::: The data
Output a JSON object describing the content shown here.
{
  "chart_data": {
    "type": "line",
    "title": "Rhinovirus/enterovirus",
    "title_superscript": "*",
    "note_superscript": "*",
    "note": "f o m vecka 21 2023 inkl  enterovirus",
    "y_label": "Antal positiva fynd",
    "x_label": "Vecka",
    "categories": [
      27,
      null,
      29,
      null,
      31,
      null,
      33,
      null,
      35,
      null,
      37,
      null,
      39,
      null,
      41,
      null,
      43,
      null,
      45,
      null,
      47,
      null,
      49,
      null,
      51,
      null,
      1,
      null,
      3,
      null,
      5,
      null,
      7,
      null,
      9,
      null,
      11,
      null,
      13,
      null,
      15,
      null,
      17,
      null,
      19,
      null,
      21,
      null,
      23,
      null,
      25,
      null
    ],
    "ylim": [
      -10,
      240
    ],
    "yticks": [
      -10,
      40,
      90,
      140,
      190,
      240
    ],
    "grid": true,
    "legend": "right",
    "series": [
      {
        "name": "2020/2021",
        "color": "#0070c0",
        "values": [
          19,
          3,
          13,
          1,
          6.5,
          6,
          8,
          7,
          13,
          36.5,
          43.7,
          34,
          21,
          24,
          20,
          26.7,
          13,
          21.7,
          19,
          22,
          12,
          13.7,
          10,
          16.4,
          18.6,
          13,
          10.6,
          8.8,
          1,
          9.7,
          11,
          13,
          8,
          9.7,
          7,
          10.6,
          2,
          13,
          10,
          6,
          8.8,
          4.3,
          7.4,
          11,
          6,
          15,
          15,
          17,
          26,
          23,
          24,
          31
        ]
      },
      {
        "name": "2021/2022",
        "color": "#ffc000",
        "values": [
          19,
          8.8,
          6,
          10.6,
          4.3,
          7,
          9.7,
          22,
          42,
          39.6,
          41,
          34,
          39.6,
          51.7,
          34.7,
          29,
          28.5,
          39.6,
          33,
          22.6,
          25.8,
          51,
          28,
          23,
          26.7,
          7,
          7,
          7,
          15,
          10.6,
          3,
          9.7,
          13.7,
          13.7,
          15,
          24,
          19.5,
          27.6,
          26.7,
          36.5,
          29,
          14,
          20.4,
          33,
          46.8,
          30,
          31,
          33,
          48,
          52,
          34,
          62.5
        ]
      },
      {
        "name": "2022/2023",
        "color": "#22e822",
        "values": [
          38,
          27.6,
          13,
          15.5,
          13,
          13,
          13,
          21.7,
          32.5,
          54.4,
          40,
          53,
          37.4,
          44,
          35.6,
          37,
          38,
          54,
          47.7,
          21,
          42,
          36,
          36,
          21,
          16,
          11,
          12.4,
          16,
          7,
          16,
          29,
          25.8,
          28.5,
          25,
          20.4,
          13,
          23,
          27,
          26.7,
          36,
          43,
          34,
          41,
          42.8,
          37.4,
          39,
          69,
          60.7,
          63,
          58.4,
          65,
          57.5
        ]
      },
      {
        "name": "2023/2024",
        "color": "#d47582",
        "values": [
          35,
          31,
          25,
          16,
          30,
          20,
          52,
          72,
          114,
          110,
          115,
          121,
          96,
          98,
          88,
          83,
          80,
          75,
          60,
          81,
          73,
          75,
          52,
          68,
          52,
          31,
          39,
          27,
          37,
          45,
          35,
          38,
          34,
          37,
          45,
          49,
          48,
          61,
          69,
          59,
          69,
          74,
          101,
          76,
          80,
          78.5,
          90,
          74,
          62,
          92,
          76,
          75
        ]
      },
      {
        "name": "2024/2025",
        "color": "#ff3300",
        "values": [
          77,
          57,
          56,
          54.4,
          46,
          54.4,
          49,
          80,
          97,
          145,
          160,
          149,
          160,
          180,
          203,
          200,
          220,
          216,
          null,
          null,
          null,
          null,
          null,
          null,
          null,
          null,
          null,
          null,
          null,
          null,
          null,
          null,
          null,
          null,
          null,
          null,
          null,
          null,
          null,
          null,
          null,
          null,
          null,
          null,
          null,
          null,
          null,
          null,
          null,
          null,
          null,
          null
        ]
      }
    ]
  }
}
::::::
> Exercise goal
The entries above must each be repeated exactly.

> The completed task
Output a JSON object describing the content shown here.
{
  "chart_data": {
    "type": "line",
    "title": "Rhinovirus/enterovirus",
    "title_superscript": "*",
    "note_superscript": "*",
    "note": "f o m vecka 21 2023 inkl  enterovirus",
    "y_label": "Antal positiva fynd",
    "x_label": "Vecka",
    "categories": [
      27,
      null,
      29,
      null,
      31,
      null,
      33,
      null,
      35,
      null,
      37,
      null,
      39,
      null,
      41,
      null,
      43,
      null,
      45,
      null,
      47,
      null,
      49,
      null,
      51,
      null,
      1,
      null,
      3,
      null,
      5,
      null,
      7,
      null,
      9,
      null,
      11,
      null,
      13,
      null,
      15,
      null,
      17,
      null,
      19,
      null,
      21,
      null,
      23,
      null,
      25,
      null
    ],
    "ylim": [
      -10,
      240
    ],
    "yticks": [
      -10,
      40,
      90,
      140,
      190,
      240
    ],
    "grid": true,
    "legend": "right",
    "series": [
      {
        "name": "2020/2021",
        "color": "#0070c0",
        "values": [
          19,
          3,
          13,
          1,
          6.5,
          6,
          8,
          7,
          13,
          36.5,
          43.7,
          34,
          21,
          24,
          20,
          26.7,
          13,
          21.7,
          19,
          22,
          12,
          13.7,
          10,
          16.4,
          18.6,
          13,
          10.6,
          8.8,
          1,
          9.7,
          11,
          13,
          8,
          9.7,
          7,
          10.6,
          2,
          13,
          10,
          6,
          8.8,
          4.3,
          7.4,
          11,
          6,
          15,
          15,
          17,
          26,
          23,
          24,
          31
        ]
      },
      {
        "name": "2021/2022",
        "color": "#ffc000",
        "values": [
          19,
          8.8,
          6,
          10.6,
          4.3,
          7,
          9.7,
          22,
          42,
          39.6,
          41,
          34,
          39.6,
          51.7,
          34.7,
          29,
          28.5,
          39.6,
          33,
          22.6,
          25.8,
          51,
          28,
          23,
          26.7,
          7,
          7,
          7,
          15,
          10.6,
          3,
          9.7,
          13.7,
          13.7,
          15,
          24,
          19.5,
          27.6,
          26.7,
          36.5,
          29,
          14,
          20.4,
          33,
          46.8,
          30,
          31,
          33,
          48,
          52,
          34,
          62.5
        ]
      },
      {
        "name": "2022/2023",
        "color": "#22e822",
        "values": [
          38,
          27.6,
          13,
          15.5,
          13,
          13,
          13,
          21.7,
          32.5,
          54.4,
          40,
          53,
          37.4,
          44,
          35.6,
          37,
          38,
          54,
          47.7,
          21,
          42,
          36,
          36,
          21,
          16,
          11,
          12.4,
          16,
          7,
          16,
          29,
          25.8,
          28.5,
          25,
          20.4,
          13,
          23,
          27,
          26.7,
          36,
          43,
          34,
          41,
          42.8,
          37.4,
          39,
          69,
          60.7,
          63,
          58.4,
          65,
          57.5
        ]
      },
      {
        "name": "2023/2024",
        "color": "#d47582",
        "values": [
          35,
          31,
          25,
          16,
          30,
          20,
          52,
          72,
          114,
          110,
          115,
          121,
          96,
          98,
          88,
          83,
          80,
          75,
          60,
          81,
          73,
          75,
          52,
          68,
          52,
          31,
          39,
          27,
          37,
          45,
          35,
          38,
          34,
          37,
          45,
          49,
          48,
          61,
          69,
          59,
          69,
          74,
          101,
          76,
          80,
          78.5,
          90,
          74,
          62,
          92,
          76,
          75
        ]
      },
      {
        "name": "2024/2025",
        "color": "#ff3300",
        "values": [
          77,
          57,
          56,
          54.4,
          46,
          54.4,
          49,
          80,
          97,
          145,
          160,
          149,
          160,
          180,
          203,
          200,
          220,
          216,
          null,
          null,
          null,
          null,
          null,
          null,
          null,
          null,
          null,
          null,
          null,
          null,
          null,
          null,
          null,
          null,
          null,
          null,
          null,
          null,
          null,
          null,
          null,
          null,
          null,
          null,
          null,
          null,
          null,
          null,
          null,
          null,
          null,
          null
        ]
      }
    ]
  }
}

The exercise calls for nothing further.